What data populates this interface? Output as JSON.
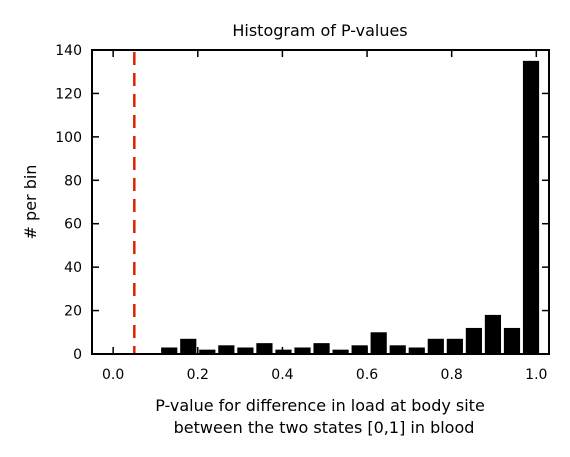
{
  "chart_data": {
    "type": "bar",
    "title": "Histogram of P-values",
    "xlabel_line1": "P-value for difference in load at body site",
    "xlabel_line2": "between the two states [0,1] in blood",
    "ylabel": "# per bin",
    "xlim": [
      -0.05,
      1.03
    ],
    "ylim": [
      0,
      140
    ],
    "x_ticks": [
      0.0,
      0.2,
      0.4,
      0.6,
      0.8,
      1.0
    ],
    "x_tick_labels": [
      "0.0",
      "0.2",
      "0.4",
      "0.6",
      "0.8",
      "1.0"
    ],
    "y_ticks": [
      0,
      20,
      40,
      60,
      80,
      100,
      120,
      140
    ],
    "y_tick_labels": [
      "0",
      "20",
      "40",
      "60",
      "80",
      "100",
      "120",
      "140"
    ],
    "bin_width": 0.045,
    "bar_fraction": 0.85,
    "bins": [
      {
        "x": 0.1325,
        "count": 3
      },
      {
        "x": 0.1775,
        "count": 7
      },
      {
        "x": 0.2225,
        "count": 2
      },
      {
        "x": 0.2675,
        "count": 4
      },
      {
        "x": 0.3125,
        "count": 3
      },
      {
        "x": 0.3575,
        "count": 5
      },
      {
        "x": 0.4025,
        "count": 2
      },
      {
        "x": 0.4475,
        "count": 3
      },
      {
        "x": 0.4925,
        "count": 5
      },
      {
        "x": 0.5375,
        "count": 2
      },
      {
        "x": 0.5825,
        "count": 4
      },
      {
        "x": 0.6275,
        "count": 10
      },
      {
        "x": 0.6725,
        "count": 4
      },
      {
        "x": 0.7175,
        "count": 3
      },
      {
        "x": 0.7625,
        "count": 7
      },
      {
        "x": 0.8075,
        "count": 7
      },
      {
        "x": 0.8525,
        "count": 12
      },
      {
        "x": 0.8975,
        "count": 18
      },
      {
        "x": 0.9425,
        "count": 12
      },
      {
        "x": 0.9875,
        "count": 135
      }
    ],
    "threshold_line": {
      "x": 0.05,
      "color": "#dd2200",
      "style": "dashed"
    },
    "bar_color": "#000000",
    "grid": false
  }
}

## Directions
In your copy, repeat each record exactly and include no pictures.

## Result for this task
What data populates this interface? Output as JSON.
{
  "chart_data": {
    "type": "bar",
    "title": "Histogram of P-values",
    "xlabel_line1": "P-value for difference in load at body site",
    "xlabel_line2": "between the two states [0,1] in blood",
    "ylabel": "# per bin",
    "xlim": [
      -0.05,
      1.03
    ],
    "ylim": [
      0,
      140
    ],
    "x_ticks": [
      0.0,
      0.2,
      0.4,
      0.6,
      0.8,
      1.0
    ],
    "x_tick_labels": [
      "0.0",
      "0.2",
      "0.4",
      "0.6",
      "0.8",
      "1.0"
    ],
    "y_ticks": [
      0,
      20,
      40,
      60,
      80,
      100,
      120,
      140
    ],
    "y_tick_labels": [
      "0",
      "20",
      "40",
      "60",
      "80",
      "100",
      "120",
      "140"
    ],
    "bin_width": 0.045,
    "bar_fraction": 0.85,
    "bins": [
      {
        "x": 0.1325,
        "count": 3
      },
      {
        "x": 0.1775,
        "count": 7
      },
      {
        "x": 0.2225,
        "count": 2
      },
      {
        "x": 0.2675,
        "count": 4
      },
      {
        "x": 0.3125,
        "count": 3
      },
      {
        "x": 0.3575,
        "count": 5
      },
      {
        "x": 0.4025,
        "count": 2
      },
      {
        "x": 0.4475,
        "count": 3
      },
      {
        "x": 0.4925,
        "count": 5
      },
      {
        "x": 0.5375,
        "count": 2
      },
      {
        "x": 0.5825,
        "count": 4
      },
      {
        "x": 0.6275,
        "count": 10
      },
      {
        "x": 0.6725,
        "count": 4
      },
      {
        "x": 0.7175,
        "count": 3
      },
      {
        "x": 0.7625,
        "count": 7
      },
      {
        "x": 0.8075,
        "count": 7
      },
      {
        "x": 0.8525,
        "count": 12
      },
      {
        "x": 0.8975,
        "count": 18
      },
      {
        "x": 0.9425,
        "count": 12
      },
      {
        "x": 0.9875,
        "count": 135
      }
    ],
    "threshold_line": {
      "x": 0.05,
      "color": "#dd2200",
      "style": "dashed"
    },
    "bar_color": "#000000",
    "grid": false
  }
}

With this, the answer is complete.